• **Reading passage**
********************
But I had this nagging internal voice that I had to make money and get a career, so took the easy way out and got an MBA, full time, two years. And then got on the career treadmill, got married, yada, yadda. But I look back on those early days with a great deal of fondness. When I retire, I doubt that my life would be like that again. For one, my wife would not allow it. :>))
4   HeadSet   2024 Oct 20, 11:15am  

I work it out so I could retire at 38 (paid-for nice house, enough passive income to pay bills, plus savings) yet when I was able to I did not feel like retiring. Being financially independent did mean I could be selective about where I wanted to work.
5   Ceffer   2024 Oct 20, 11:49am  

You can dream your life away, but the body ages and before you know it, that nest egg hole nags. You can't make the world go away forever. Unless you are a trust fund kid, gotta buckle down and at least try to get those savings in line.

However, even in Santa Cruz, there are the old addled brain damaged hippies and mentally impaired who scrape by on very little and use all public assistance. The factory that manufactures the old gray beard long haired dudes cranked them out by the millions and it drives my wife crazy, she can't stand them.

For such an expensive place, she thinks most of the men are unattractive, the perpetual adolescents. There is one lady in the Section 8 apartments down the street who wheels out every day (weather permitting) in her wheelchair and chain smokes all day in the yard facing the street. That being said, most of the stragglers in Santa Cruz have some kind of outpatient money when you scratch the surface and talk with them. Trust fund kids and inheritors always like to portray their advantages as breezy insouciance and superiority while pretending to be 'humble'.

There are still rent controlled trailers in the county areas, and Guv will send out handy man once or twice a year and replace appliances every five years for free.

You can tell the homeless and old druggies by the way they have that stiff gaited Parkinsonism shuffle from long term drug abuse, you can spot them a mile away from their body language.
6   SoTex   2024 Oct 20, 12:01pm  

HeadSet says


I work it out so I could retire at 38 (paid-for nice house, enough passive income to pay bills, plus savings) yet when I was able to I did not feel like retiring. Being financially independent did mean I could be selective about where I wanted to work.


I think you're one of the few younger people on patnet with a pension? Former Airforce? My dad and uncle have those and uncle has an additional pension from the city of SA for doing IT work after AF retirement.

I tell them it's like they are multi-millionaires. I'm barely a multi but I don't feel like I could retire without at least one more. At least not this young being mid-gen-X. I GTFO out CA a couple of years ago too.
7   WookieMan   2024 Oct 20, 12:30pm  

SoTex says

I think you're one of the few younger people on patnet with a pension? Former Airforce? My dad and uncle have those and uncle has an additional pension from the city of SA for doing IT work after AF retirement.

Not my super rich uncle, but another got the double dip pension delight. Superintendent of a school district and county president. He's been making $400k/yr doing nothing for about 20 years. His wife was a teacher as well. Another $90k/yr. Kids are grown and successful. House paid off.

Weird thing is they don't travel or do anything. And I'm not joking. They do nothing but sit at the house and I think read or something. They're likely sitting on $20M unless they've been giving it to my cousins or grandkids. They're healthy enough, but going back to the OP, they don't do anything because they're old. Doesn't invest because there's no more income besides SS money. That's funny money for them. He could take some risky gambles if he wanted. He is about 75 I believe.

It would be fun to be old with tons of money and just toss $50k on red at a roulette table and not worry about it as long as you have discipline to walk after the first loss or walk after 2-3 wins in a row.
********************
• **Dataset**
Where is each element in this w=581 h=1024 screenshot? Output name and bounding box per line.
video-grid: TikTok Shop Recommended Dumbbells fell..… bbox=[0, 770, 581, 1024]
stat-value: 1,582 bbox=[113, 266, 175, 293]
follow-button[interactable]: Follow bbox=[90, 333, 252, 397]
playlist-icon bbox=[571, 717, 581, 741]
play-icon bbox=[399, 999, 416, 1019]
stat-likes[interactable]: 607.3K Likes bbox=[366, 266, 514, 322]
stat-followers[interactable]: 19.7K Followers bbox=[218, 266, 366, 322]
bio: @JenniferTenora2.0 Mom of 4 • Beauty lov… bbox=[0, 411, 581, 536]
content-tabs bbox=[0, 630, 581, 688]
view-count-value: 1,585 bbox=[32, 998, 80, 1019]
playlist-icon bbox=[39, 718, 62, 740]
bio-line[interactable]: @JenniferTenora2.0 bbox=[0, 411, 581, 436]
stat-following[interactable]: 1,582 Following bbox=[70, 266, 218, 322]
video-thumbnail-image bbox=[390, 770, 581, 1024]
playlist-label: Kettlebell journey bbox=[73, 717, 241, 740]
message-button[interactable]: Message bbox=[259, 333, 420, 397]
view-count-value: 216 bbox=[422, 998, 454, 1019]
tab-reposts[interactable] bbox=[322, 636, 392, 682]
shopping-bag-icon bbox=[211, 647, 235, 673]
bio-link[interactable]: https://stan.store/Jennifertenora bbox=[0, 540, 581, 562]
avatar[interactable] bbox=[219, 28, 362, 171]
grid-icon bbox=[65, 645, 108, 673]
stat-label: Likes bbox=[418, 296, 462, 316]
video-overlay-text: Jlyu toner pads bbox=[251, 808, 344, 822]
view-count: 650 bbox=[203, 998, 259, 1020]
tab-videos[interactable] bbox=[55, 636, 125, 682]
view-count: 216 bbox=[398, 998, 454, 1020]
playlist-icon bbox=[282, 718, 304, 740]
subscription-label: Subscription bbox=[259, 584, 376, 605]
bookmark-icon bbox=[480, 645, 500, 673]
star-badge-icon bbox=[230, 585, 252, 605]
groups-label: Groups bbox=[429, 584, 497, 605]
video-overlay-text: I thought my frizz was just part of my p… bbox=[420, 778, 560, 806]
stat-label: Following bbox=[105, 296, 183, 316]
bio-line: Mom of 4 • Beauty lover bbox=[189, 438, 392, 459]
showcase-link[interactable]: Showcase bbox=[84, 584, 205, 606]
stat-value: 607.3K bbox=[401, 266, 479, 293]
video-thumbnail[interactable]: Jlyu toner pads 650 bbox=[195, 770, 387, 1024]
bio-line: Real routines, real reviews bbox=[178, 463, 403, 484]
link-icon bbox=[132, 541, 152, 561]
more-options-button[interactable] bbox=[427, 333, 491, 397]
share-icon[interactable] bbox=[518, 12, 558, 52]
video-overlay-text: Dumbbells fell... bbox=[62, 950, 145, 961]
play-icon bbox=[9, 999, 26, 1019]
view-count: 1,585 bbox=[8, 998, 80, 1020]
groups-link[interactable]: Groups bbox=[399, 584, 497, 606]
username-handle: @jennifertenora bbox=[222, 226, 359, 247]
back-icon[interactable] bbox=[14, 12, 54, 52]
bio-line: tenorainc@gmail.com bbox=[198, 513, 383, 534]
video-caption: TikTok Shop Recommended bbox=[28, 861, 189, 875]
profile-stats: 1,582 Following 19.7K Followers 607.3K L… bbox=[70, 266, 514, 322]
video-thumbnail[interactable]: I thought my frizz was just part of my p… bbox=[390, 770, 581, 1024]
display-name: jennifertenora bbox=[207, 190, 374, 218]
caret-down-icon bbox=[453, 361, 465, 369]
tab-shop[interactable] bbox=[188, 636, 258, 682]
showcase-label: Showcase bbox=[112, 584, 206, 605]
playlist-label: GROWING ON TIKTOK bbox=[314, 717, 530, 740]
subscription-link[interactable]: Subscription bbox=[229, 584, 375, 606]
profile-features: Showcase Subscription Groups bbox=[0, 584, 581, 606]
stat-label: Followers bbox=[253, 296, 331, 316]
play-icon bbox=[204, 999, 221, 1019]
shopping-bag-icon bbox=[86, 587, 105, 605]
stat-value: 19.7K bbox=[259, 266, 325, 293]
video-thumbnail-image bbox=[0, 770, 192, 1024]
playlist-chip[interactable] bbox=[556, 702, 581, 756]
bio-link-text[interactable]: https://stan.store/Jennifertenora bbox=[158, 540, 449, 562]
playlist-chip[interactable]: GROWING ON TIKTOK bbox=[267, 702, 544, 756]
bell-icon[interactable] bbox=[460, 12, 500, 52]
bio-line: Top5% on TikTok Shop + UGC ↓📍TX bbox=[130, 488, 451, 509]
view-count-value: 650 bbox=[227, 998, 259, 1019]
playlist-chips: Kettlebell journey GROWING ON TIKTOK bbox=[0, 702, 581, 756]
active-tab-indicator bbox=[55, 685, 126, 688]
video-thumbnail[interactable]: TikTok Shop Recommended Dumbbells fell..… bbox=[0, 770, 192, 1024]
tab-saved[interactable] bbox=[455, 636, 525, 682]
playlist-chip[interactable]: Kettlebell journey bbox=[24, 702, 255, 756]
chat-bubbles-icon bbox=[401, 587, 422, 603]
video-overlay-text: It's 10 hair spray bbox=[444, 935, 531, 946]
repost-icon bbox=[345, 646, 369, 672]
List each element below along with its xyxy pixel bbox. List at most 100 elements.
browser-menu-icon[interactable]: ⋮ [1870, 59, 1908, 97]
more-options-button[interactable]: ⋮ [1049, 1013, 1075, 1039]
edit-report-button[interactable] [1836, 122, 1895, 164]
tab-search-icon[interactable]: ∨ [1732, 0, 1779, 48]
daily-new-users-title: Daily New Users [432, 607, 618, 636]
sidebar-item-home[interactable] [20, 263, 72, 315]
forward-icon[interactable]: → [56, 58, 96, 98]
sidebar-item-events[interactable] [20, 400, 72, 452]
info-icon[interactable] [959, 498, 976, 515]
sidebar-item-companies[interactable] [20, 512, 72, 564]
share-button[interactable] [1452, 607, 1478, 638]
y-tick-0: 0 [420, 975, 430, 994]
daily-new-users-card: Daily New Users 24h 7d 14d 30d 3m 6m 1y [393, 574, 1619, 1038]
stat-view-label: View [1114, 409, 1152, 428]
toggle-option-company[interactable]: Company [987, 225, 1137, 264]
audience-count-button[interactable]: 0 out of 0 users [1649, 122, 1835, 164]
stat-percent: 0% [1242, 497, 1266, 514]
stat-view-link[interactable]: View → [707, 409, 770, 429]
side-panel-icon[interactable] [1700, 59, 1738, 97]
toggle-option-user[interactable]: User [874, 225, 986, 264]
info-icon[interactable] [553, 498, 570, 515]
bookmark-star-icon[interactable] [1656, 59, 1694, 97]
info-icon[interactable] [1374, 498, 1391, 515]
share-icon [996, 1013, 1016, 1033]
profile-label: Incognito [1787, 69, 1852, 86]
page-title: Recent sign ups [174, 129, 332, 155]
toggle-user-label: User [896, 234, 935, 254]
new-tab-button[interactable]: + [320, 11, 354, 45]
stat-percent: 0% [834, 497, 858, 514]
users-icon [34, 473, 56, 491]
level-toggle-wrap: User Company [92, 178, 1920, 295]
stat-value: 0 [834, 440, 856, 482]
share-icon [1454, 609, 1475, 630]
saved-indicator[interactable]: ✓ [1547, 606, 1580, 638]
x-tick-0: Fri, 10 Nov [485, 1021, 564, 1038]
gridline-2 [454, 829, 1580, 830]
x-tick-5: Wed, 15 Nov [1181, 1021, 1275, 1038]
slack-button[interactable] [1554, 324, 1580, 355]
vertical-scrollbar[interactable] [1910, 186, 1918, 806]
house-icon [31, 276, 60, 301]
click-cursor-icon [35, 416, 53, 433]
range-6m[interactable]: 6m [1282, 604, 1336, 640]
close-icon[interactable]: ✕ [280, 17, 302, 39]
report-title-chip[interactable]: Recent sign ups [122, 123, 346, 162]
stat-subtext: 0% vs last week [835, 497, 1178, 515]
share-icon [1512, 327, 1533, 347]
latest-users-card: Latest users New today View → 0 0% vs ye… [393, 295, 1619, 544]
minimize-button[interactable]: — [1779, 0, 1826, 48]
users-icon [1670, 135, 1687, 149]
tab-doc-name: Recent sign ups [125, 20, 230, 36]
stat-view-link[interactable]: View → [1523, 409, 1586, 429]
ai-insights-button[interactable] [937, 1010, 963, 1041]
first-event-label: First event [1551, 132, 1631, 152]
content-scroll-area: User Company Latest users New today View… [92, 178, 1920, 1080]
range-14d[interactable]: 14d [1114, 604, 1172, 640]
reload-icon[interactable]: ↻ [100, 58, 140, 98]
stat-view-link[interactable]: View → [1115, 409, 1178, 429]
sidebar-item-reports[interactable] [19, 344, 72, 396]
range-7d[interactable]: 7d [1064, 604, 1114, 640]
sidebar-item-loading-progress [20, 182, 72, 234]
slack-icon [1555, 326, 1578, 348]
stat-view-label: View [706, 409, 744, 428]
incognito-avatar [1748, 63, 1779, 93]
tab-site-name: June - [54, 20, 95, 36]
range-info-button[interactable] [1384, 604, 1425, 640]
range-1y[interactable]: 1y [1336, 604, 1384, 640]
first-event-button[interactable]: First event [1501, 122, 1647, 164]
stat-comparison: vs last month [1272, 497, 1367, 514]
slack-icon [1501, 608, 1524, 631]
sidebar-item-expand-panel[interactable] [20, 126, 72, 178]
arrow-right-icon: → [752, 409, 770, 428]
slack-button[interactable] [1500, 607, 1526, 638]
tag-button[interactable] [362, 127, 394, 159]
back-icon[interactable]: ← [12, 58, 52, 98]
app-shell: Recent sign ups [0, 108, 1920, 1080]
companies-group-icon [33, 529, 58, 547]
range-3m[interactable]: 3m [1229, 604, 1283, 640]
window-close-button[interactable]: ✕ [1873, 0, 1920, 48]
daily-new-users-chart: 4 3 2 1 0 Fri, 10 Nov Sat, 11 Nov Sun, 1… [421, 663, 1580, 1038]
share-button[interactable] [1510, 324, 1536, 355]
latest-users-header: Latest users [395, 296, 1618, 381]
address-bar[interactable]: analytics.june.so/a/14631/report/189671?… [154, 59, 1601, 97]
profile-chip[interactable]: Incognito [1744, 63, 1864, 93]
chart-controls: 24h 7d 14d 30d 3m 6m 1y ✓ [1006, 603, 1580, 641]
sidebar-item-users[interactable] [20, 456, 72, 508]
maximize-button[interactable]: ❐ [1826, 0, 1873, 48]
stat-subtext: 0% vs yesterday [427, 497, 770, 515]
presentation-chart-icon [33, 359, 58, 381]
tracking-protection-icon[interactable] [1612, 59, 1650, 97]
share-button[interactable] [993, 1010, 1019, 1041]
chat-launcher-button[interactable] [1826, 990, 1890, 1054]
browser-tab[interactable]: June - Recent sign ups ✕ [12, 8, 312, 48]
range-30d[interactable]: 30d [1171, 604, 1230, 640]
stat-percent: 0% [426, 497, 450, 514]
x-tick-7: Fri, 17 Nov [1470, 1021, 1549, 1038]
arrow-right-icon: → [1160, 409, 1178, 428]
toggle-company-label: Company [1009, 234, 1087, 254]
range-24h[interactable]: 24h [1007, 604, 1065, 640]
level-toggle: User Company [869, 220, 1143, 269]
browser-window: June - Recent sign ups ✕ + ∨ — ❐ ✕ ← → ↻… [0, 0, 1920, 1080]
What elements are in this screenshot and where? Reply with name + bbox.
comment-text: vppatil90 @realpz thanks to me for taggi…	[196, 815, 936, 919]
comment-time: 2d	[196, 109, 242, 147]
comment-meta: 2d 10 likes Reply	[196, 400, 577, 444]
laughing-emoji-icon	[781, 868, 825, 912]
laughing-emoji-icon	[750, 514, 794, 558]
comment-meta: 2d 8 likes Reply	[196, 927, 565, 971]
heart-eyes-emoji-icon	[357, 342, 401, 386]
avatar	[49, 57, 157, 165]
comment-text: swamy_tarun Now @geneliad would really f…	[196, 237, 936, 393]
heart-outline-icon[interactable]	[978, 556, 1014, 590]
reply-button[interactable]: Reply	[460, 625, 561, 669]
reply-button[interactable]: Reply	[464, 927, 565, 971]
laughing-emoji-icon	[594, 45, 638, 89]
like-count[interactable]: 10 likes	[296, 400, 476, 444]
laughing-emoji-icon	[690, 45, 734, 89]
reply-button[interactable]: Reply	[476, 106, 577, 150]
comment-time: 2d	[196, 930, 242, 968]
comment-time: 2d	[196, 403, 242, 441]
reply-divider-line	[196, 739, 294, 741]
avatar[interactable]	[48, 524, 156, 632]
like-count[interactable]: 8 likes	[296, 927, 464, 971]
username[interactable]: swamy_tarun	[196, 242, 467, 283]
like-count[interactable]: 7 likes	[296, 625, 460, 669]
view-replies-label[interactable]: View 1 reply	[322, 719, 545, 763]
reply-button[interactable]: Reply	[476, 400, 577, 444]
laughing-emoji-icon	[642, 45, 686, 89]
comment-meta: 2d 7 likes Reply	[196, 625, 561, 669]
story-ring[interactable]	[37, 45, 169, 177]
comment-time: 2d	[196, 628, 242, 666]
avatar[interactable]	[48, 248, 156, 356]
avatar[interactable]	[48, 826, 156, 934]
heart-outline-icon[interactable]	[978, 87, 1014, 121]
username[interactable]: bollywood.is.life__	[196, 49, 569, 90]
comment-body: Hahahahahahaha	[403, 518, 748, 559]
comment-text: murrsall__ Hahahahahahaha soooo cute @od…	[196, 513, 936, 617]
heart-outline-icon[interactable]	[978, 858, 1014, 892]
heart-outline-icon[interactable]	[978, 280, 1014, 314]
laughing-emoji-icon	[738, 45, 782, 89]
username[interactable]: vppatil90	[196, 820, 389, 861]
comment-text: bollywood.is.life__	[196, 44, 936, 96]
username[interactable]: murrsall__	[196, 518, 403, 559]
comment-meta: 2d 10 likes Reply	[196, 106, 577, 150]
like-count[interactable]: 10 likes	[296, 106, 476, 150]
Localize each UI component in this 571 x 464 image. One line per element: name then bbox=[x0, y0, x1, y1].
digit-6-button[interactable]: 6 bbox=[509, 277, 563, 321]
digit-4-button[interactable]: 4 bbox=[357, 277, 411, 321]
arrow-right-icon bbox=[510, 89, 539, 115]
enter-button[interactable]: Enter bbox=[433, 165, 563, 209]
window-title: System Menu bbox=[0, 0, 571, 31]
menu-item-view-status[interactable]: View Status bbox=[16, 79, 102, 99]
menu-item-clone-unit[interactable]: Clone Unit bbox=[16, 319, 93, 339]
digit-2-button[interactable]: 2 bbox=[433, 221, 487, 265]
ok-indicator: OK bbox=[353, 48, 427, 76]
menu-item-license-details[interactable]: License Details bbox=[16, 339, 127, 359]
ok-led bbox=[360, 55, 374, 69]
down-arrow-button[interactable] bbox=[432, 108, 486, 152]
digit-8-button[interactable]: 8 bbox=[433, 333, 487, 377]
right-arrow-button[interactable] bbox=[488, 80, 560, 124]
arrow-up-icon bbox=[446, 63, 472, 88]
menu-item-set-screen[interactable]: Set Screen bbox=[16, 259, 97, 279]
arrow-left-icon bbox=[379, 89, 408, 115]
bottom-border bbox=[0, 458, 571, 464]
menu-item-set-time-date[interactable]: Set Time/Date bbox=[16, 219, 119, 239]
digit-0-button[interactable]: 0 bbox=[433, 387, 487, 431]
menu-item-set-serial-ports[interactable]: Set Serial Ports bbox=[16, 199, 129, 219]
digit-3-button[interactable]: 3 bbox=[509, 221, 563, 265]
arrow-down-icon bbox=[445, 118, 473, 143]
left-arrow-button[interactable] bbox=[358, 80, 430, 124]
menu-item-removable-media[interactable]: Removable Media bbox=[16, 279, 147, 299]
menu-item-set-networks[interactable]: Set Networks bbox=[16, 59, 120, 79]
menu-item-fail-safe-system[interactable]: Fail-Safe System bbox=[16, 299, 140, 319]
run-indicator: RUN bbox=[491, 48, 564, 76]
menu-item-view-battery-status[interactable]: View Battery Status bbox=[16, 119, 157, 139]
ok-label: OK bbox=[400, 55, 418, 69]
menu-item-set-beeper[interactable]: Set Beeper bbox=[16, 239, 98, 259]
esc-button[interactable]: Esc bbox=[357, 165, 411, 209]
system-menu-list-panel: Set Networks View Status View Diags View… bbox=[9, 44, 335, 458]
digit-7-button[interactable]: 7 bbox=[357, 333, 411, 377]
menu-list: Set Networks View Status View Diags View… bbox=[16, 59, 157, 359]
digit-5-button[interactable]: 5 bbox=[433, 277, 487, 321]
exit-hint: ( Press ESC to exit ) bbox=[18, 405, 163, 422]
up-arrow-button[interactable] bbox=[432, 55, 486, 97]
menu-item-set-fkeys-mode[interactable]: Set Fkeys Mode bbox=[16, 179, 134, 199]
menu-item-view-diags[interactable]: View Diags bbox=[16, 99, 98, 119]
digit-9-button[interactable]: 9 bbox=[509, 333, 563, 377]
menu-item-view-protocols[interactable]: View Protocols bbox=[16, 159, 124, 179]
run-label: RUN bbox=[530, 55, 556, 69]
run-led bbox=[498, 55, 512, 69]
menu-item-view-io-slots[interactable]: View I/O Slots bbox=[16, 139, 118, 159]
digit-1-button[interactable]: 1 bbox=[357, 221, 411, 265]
********************
• **Task details**
Extract from the retirement discussion the passage between "7   WookieMan" and "House paid off.", inclusive. Rely solely on the retirement discussion, not on the items.

• **Answer to this problem**
7   WookieMan   2024 Oct 20, 12:30pm  

SoTex says

I think you're one of the few younger people on patnet with a pension? Former Airforce? My dad and uncle have those and uncle has an additional pension from the city of SA for doing IT work after AF retirement.

Not my super rich uncle, but another got the double dip pension delight. Superintendent of a school district and county president. He's been making $400k/yr doing nothing for about 20 years. His wife was a teacher as well. Another $90k/yr. Kids are grown and successful. House paid off.